↓↓↓

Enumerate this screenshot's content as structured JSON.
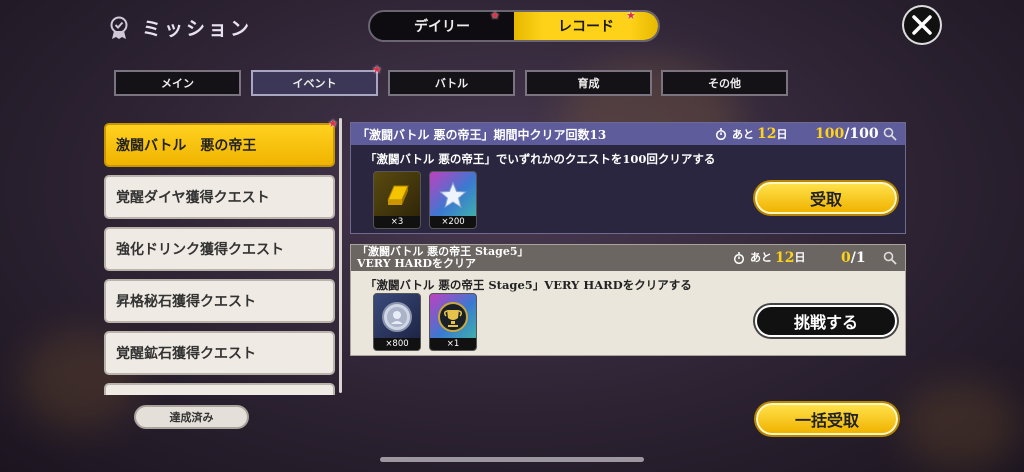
{
  "header": {
    "title": "ミッション",
    "toggle": {
      "daily_label": "デイリー",
      "record_label": "レコード",
      "active": "record"
    }
  },
  "category_tabs": [
    {
      "label": "メイン",
      "active": false,
      "badge": false
    },
    {
      "label": "イベント",
      "active": true,
      "badge": true
    },
    {
      "label": "バトル",
      "active": false,
      "badge": false
    },
    {
      "label": "育成",
      "active": false,
      "badge": false
    },
    {
      "label": "その他",
      "active": false,
      "badge": false
    }
  ],
  "sidebar": {
    "items": [
      {
        "label": "激闘バトル　悪の帝王",
        "active": true,
        "badge": true
      },
      {
        "label": "覚醒ダイヤ獲得クエスト",
        "active": false
      },
      {
        "label": "強化ドリンク獲得クエスト",
        "active": false
      },
      {
        "label": "昇格秘石獲得クエスト",
        "active": false
      },
      {
        "label": "覚醒鉱石獲得クエスト",
        "active": false
      }
    ],
    "done_button": "達成済み"
  },
  "missions": [
    {
      "title": "「激闘バトル 悪の帝王」期間中クリア回数13",
      "description": "「激闘バトル 悪の帝王」でいずれかのクエストを100回クリアする",
      "remaining_prefix": "あと",
      "remaining_days": "12",
      "remaining_suffix": "日",
      "progress_current": "100",
      "progress_total": "/100",
      "rewards": [
        {
          "icon": "gold-bar-icon",
          "count": "×3"
        },
        {
          "icon": "star-icon",
          "count": "×200"
        }
      ],
      "action_label": "受取"
    },
    {
      "title_line1": "「激闘バトル 悪の帝王 Stage5」",
      "title_line2": "VERY HARDをクリア",
      "description": "「激闘バトル 悪の帝王 Stage5」VERY HARDをクリアする",
      "remaining_prefix": "あと",
      "remaining_days": "12",
      "remaining_suffix": "日",
      "progress_current": "0",
      "progress_total": "/1",
      "rewards": [
        {
          "icon": "silver-medal-icon",
          "count": "×800"
        },
        {
          "icon": "trophy-icon",
          "count": "×1"
        }
      ],
      "action_label": "挑戦する"
    }
  ],
  "footer": {
    "claim_all_label": "一括受取"
  },
  "colors": {
    "accent": "#ffd21a",
    "badge": "#e0304a",
    "card1_header": "#5f5c9c",
    "card2_header": "#6b6662"
  }
}
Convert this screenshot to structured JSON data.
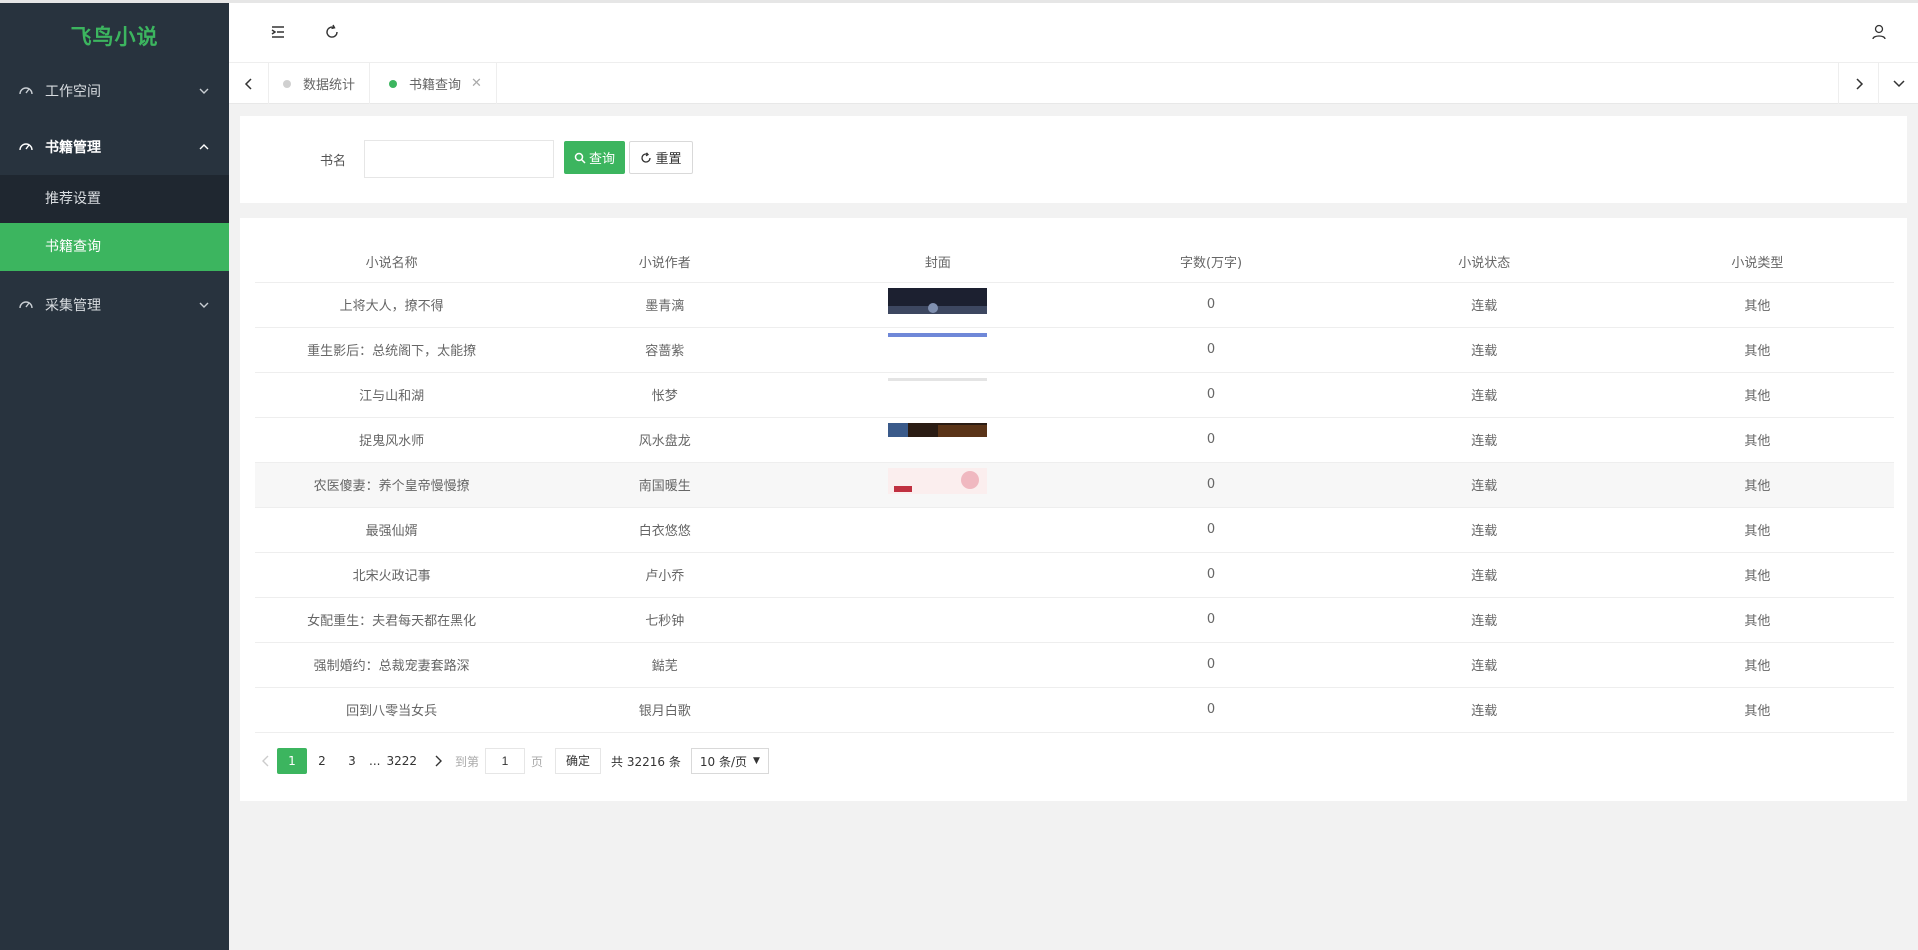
{
  "app": {
    "logo": "飞鸟小说"
  },
  "sidebar": {
    "groups": [
      {
        "label": "工作空间",
        "icon": "dashboard-icon",
        "expanded": false
      },
      {
        "label": "书籍管理",
        "icon": "dashboard-icon",
        "expanded": true,
        "children": [
          {
            "label": "推荐设置",
            "selected": false
          },
          {
            "label": "书籍查询",
            "selected": true
          }
        ]
      },
      {
        "label": "采集管理",
        "icon": "dashboard-icon",
        "expanded": false
      }
    ]
  },
  "topbar": {
    "icons": [
      "menu-collapse-icon",
      "refresh-icon",
      "user-icon"
    ]
  },
  "tabs": [
    {
      "label": "数据统计",
      "active": false
    },
    {
      "label": "书籍查询",
      "active": true,
      "closable": true
    }
  ],
  "search": {
    "label": "书名",
    "value": "",
    "query_label": "查询",
    "reset_label": "重置"
  },
  "table": {
    "headers": [
      "小说名称",
      "小说作者",
      "封面",
      "字数(万字)",
      "小说状态",
      "小说类型"
    ],
    "rows": [
      {
        "name": "上将大人，撩不得",
        "author": "墨青漓",
        "cover": "cover-dark",
        "words": "0",
        "status": "连载",
        "type": "其他"
      },
      {
        "name": "重生影后：总统阁下，太能撩",
        "author": "容蔷紫",
        "cover": "cover-blue-line",
        "words": "0",
        "status": "连载",
        "type": "其他"
      },
      {
        "name": "江与山和湖",
        "author": "怅梦",
        "cover": "cover-light-line",
        "words": "0",
        "status": "连载",
        "type": "其他"
      },
      {
        "name": "捉鬼风水师",
        "author": "风水盘龙",
        "cover": "cover-sunset",
        "words": "0",
        "status": "连载",
        "type": "其他"
      },
      {
        "name": "农医傻妻：养个皇帝慢慢撩",
        "author": "南国暖生",
        "cover": "cover-pink",
        "words": "0",
        "status": "连载",
        "type": "其他"
      },
      {
        "name": "最强仙婿",
        "author": "白衣悠悠",
        "cover": "",
        "words": "0",
        "status": "连载",
        "type": "其他"
      },
      {
        "name": "北宋火政记事",
        "author": "卢小乔",
        "cover": "",
        "words": "0",
        "status": "连载",
        "type": "其他"
      },
      {
        "name": "女配重生：夫君每天都在黑化",
        "author": "七秒钟",
        "cover": "",
        "words": "0",
        "status": "连载",
        "type": "其他"
      },
      {
        "name": "强制婚约：总裁宠妻套路深",
        "author": "鐑芜",
        "cover": "",
        "words": "0",
        "status": "连载",
        "type": "其他"
      },
      {
        "name": "回到八零当女兵",
        "author": "银月白歌",
        "cover": "",
        "words": "0",
        "status": "连载",
        "type": "其他"
      }
    ]
  },
  "pagination": {
    "pages": [
      "1",
      "2",
      "3"
    ],
    "ellipsis": "...",
    "last_page": "3222",
    "goto_prefix": "到第",
    "goto_value": "1",
    "goto_suffix": "页",
    "confirm": "确定",
    "total": "共 32216 条",
    "page_size": "10 条/页"
  },
  "colors": {
    "accent": "#3cb55f",
    "sidebar_bg": "#28333e"
  }
}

↑↑↑

**EXERCISE INSTRUCTIONS:** In the listing above, find the lines holding the word "VERY" and copy them.

**THE ANSWER:**
      "title_line2": "VERY HARDをクリア",
      "description": "「激闘バトル 悪の帝王 Stage5」VERY HARDをクリアする",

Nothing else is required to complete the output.